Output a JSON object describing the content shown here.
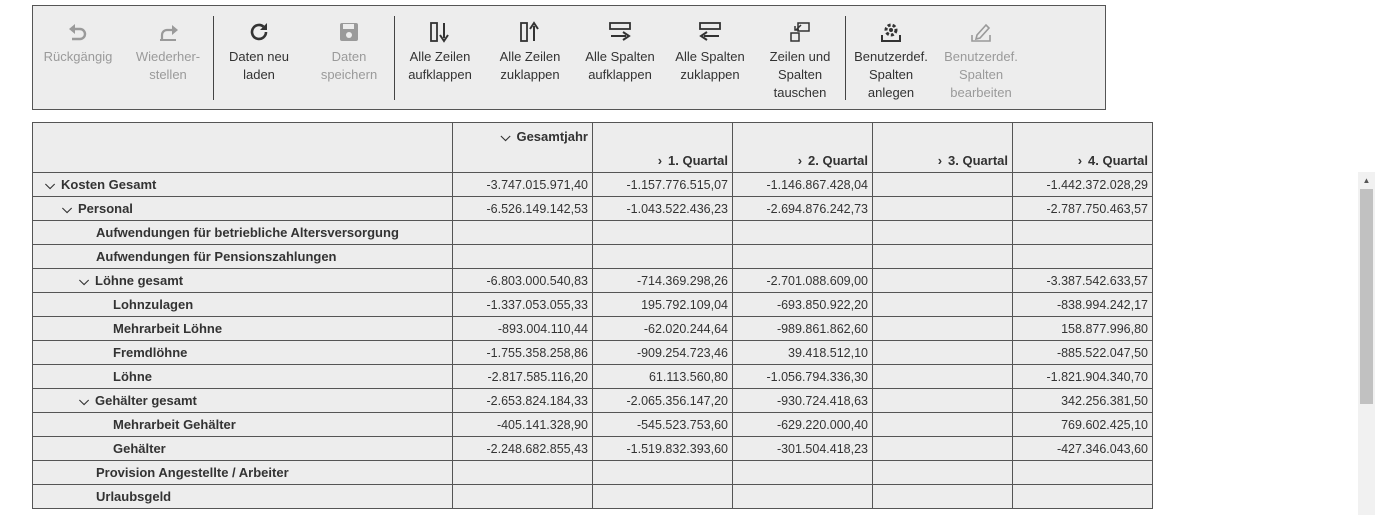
{
  "toolbar": {
    "groups": [
      [
        {
          "label": "Rückgängig",
          "icon": "undo-icon",
          "enabled": false
        },
        {
          "label": "Wiederher-\nstellen",
          "icon": "redo-icon",
          "enabled": false
        }
      ],
      [
        {
          "label": "Daten neu\nladen",
          "icon": "refresh-icon",
          "enabled": true
        },
        {
          "label": "Daten\nspeichern",
          "icon": "save-icon",
          "enabled": false
        }
      ],
      [
        {
          "label": "Alle Zeilen\naufklappen",
          "icon": "expand-rows-icon",
          "enabled": true
        },
        {
          "label": "Alle Zeilen\nzuklappen",
          "icon": "collapse-rows-icon",
          "enabled": true
        },
        {
          "label": "Alle Spalten\naufklappen",
          "icon": "expand-columns-icon",
          "enabled": true
        },
        {
          "label": "Alle Spalten\nzuklappen",
          "icon": "collapse-columns-icon",
          "enabled": true
        },
        {
          "label": "Zeilen und\nSpalten\ntauschen",
          "icon": "swap-icon",
          "enabled": true
        }
      ],
      [
        {
          "label": "Benutzerdef.\nSpalten\nanlegen",
          "icon": "custom-columns-icon",
          "enabled": true
        },
        {
          "label": "Benutzerdef.\nSpalten\nbearbeiten",
          "icon": "edit-columns-icon",
          "enabled": false
        }
      ]
    ]
  },
  "grid": {
    "header": {
      "gesamtjahr": "Gesamtjahr",
      "q1": "1. Quartal",
      "q2": "2. Quartal",
      "q3": "3. Quartal",
      "q4": "4. Quartal"
    },
    "rows": [
      {
        "label": "Kosten Gesamt",
        "level": 0,
        "expander": "open",
        "values": [
          "-3.747.015.971,40",
          "-1.157.776.515,07",
          "-1.146.867.428,04",
          "",
          "-1.442.372.028,29"
        ]
      },
      {
        "label": "Personal",
        "level": 1,
        "expander": "open",
        "values": [
          "-6.526.149.142,53",
          "-1.043.522.436,23",
          "-2.694.876.242,73",
          "",
          "-2.787.750.463,57"
        ]
      },
      {
        "label": "Aufwendungen für betriebliche Altersversorgung",
        "level": 2,
        "expander": "none",
        "values": [
          "",
          "",
          "",
          "",
          ""
        ]
      },
      {
        "label": "Aufwendungen für Pensionszahlungen",
        "level": 2,
        "expander": "none",
        "values": [
          "",
          "",
          "",
          "",
          ""
        ]
      },
      {
        "label": "Löhne gesamt",
        "level": 2,
        "expander": "open",
        "values": [
          "-6.803.000.540,83",
          "-714.369.298,26",
          "-2.701.088.609,00",
          "",
          "-3.387.542.633,57"
        ]
      },
      {
        "label": "Lohnzulagen",
        "level": 3,
        "expander": "none",
        "values": [
          "-1.337.053.055,33",
          "195.792.109,04",
          "-693.850.922,20",
          "",
          "-838.994.242,17"
        ]
      },
      {
        "label": "Mehrarbeit Löhne",
        "level": 3,
        "expander": "none",
        "values": [
          "-893.004.110,44",
          "-62.020.244,64",
          "-989.861.862,60",
          "",
          "158.877.996,80"
        ]
      },
      {
        "label": "Fremdlöhne",
        "level": 3,
        "expander": "none",
        "values": [
          "-1.755.358.258,86",
          "-909.254.723,46",
          "39.418.512,10",
          "",
          "-885.522.047,50"
        ]
      },
      {
        "label": "Löhne",
        "level": 3,
        "expander": "none",
        "values": [
          "-2.817.585.116,20",
          "61.113.560,80",
          "-1.056.794.336,30",
          "",
          "-1.821.904.340,70"
        ]
      },
      {
        "label": "Gehälter gesamt",
        "level": 2,
        "expander": "open",
        "values": [
          "-2.653.824.184,33",
          "-2.065.356.147,20",
          "-930.724.418,63",
          "",
          "342.256.381,50"
        ]
      },
      {
        "label": "Mehrarbeit Gehälter",
        "level": 3,
        "expander": "none",
        "values": [
          "-405.141.328,90",
          "-545.523.753,60",
          "-629.220.000,40",
          "",
          "769.602.425,10"
        ]
      },
      {
        "label": "Gehälter",
        "level": 3,
        "expander": "none",
        "values": [
          "-2.248.682.855,43",
          "-1.519.832.393,60",
          "-301.504.418,23",
          "",
          "-427.346.043,60"
        ]
      },
      {
        "label": "Provision Angestellte / Arbeiter",
        "level": 2,
        "expander": "none",
        "values": [
          "",
          "",
          "",
          "",
          ""
        ]
      },
      {
        "label": "Urlaubsgeld",
        "level": 2,
        "expander": "none",
        "values": [
          "",
          "",
          "",
          "",
          ""
        ]
      }
    ]
  }
}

##########

» Aim of the exercise
What you return should match the records above word for word, minus the pictures.

» Written response
Output a JSON object describing the content shown here.
{
  "toolbar": {
    "groups": [
      [
        {
          "label": "Rückgängig",
          "icon": "undo-icon",
          "enabled": false
        },
        {
          "label": "Wiederher-\nstellen",
          "icon": "redo-icon",
          "enabled": false
        }
      ],
      [
        {
          "label": "Daten neu\nladen",
          "icon": "refresh-icon",
          "enabled": true
        },
        {
          "label": "Daten\nspeichern",
          "icon": "save-icon",
          "enabled": false
        }
      ],
      [
        {
          "label": "Alle Zeilen\naufklappen",
          "icon": "expand-rows-icon",
          "enabled": true
        },
        {
          "label": "Alle Zeilen\nzuklappen",
          "icon": "collapse-rows-icon",
          "enabled": true
        },
        {
          "label": "Alle Spalten\naufklappen",
          "icon": "expand-columns-icon",
          "enabled": true
        },
        {
          "label": "Alle Spalten\nzuklappen",
          "icon": "collapse-columns-icon",
          "enabled": true
        },
        {
          "label": "Zeilen und\nSpalten\ntauschen",
          "icon": "swap-icon",
          "enabled": true
        }
      ],
      [
        {
          "label": "Benutzerdef.\nSpalten\nanlegen",
          "icon": "custom-columns-icon",
          "enabled": true
        },
        {
          "label": "Benutzerdef.\nSpalten\nbearbeiten",
          "icon": "edit-columns-icon",
          "enabled": false
        }
      ]
    ]
  },
  "grid": {
    "header": {
      "gesamtjahr": "Gesamtjahr",
      "q1": "1. Quartal",
      "q2": "2. Quartal",
      "q3": "3. Quartal",
      "q4": "4. Quartal"
    },
    "rows": [
      {
        "label": "Kosten Gesamt",
        "level": 0,
        "expander": "open",
        "values": [
          "-3.747.015.971,40",
          "-1.157.776.515,07",
          "-1.146.867.428,04",
          "",
          "-1.442.372.028,29"
        ]
      },
      {
        "label": "Personal",
        "level": 1,
        "expander": "open",
        "values": [
          "-6.526.149.142,53",
          "-1.043.522.436,23",
          "-2.694.876.242,73",
          "",
          "-2.787.750.463,57"
        ]
      },
      {
        "label": "Aufwendungen für betriebliche Altersversorgung",
        "level": 2,
        "expander": "none",
        "values": [
          "",
          "",
          "",
          "",
          ""
        ]
      },
      {
        "label": "Aufwendungen für Pensionszahlungen",
        "level": 2,
        "expander": "none",
        "values": [
          "",
          "",
          "",
          "",
          ""
        ]
      },
      {
        "label": "Löhne gesamt",
        "level": 2,
        "expander": "open",
        "values": [
          "-6.803.000.540,83",
          "-714.369.298,26",
          "-2.701.088.609,00",
          "",
          "-3.387.542.633,57"
        ]
      },
      {
        "label": "Lohnzulagen",
        "level": 3,
        "expander": "none",
        "values": [
          "-1.337.053.055,33",
          "195.792.109,04",
          "-693.850.922,20",
          "",
          "-838.994.242,17"
        ]
      },
      {
        "label": "Mehrarbeit Löhne",
        "level": 3,
        "expander": "none",
        "values": [
          "-893.004.110,44",
          "-62.020.244,64",
          "-989.861.862,60",
          "",
          "158.877.996,80"
        ]
      },
      {
        "label": "Fremdlöhne",
        "level": 3,
        "expander": "none",
        "values": [
          "-1.755.358.258,86",
          "-909.254.723,46",
          "39.418.512,10",
          "",
          "-885.522.047,50"
        ]
      },
      {
        "label": "Löhne",
        "level": 3,
        "expander": "none",
        "values": [
          "-2.817.585.116,20",
          "61.113.560,80",
          "-1.056.794.336,30",
          "",
          "-1.821.904.340,70"
        ]
      },
      {
        "label": "Gehälter gesamt",
        "level": 2,
        "expander": "open",
        "values": [
          "-2.653.824.184,33",
          "-2.065.356.147,20",
          "-930.724.418,63",
          "",
          "342.256.381,50"
        ]
      },
      {
        "label": "Mehrarbeit Gehälter",
        "level": 3,
        "expander": "none",
        "values": [
          "-405.141.328,90",
          "-545.523.753,60",
          "-629.220.000,40",
          "",
          "769.602.425,10"
        ]
      },
      {
        "label": "Gehälter",
        "level": 3,
        "expander": "none",
        "values": [
          "-2.248.682.855,43",
          "-1.519.832.393,60",
          "-301.504.418,23",
          "",
          "-427.346.043,60"
        ]
      },
      {
        "label": "Provision Angestellte / Arbeiter",
        "level": 2,
        "expander": "none",
        "values": [
          "",
          "",
          "",
          "",
          ""
        ]
      },
      {
        "label": "Urlaubsgeld",
        "level": 2,
        "expander": "none",
        "values": [
          "",
          "",
          "",
          "",
          ""
        ]
      }
    ]
  }
}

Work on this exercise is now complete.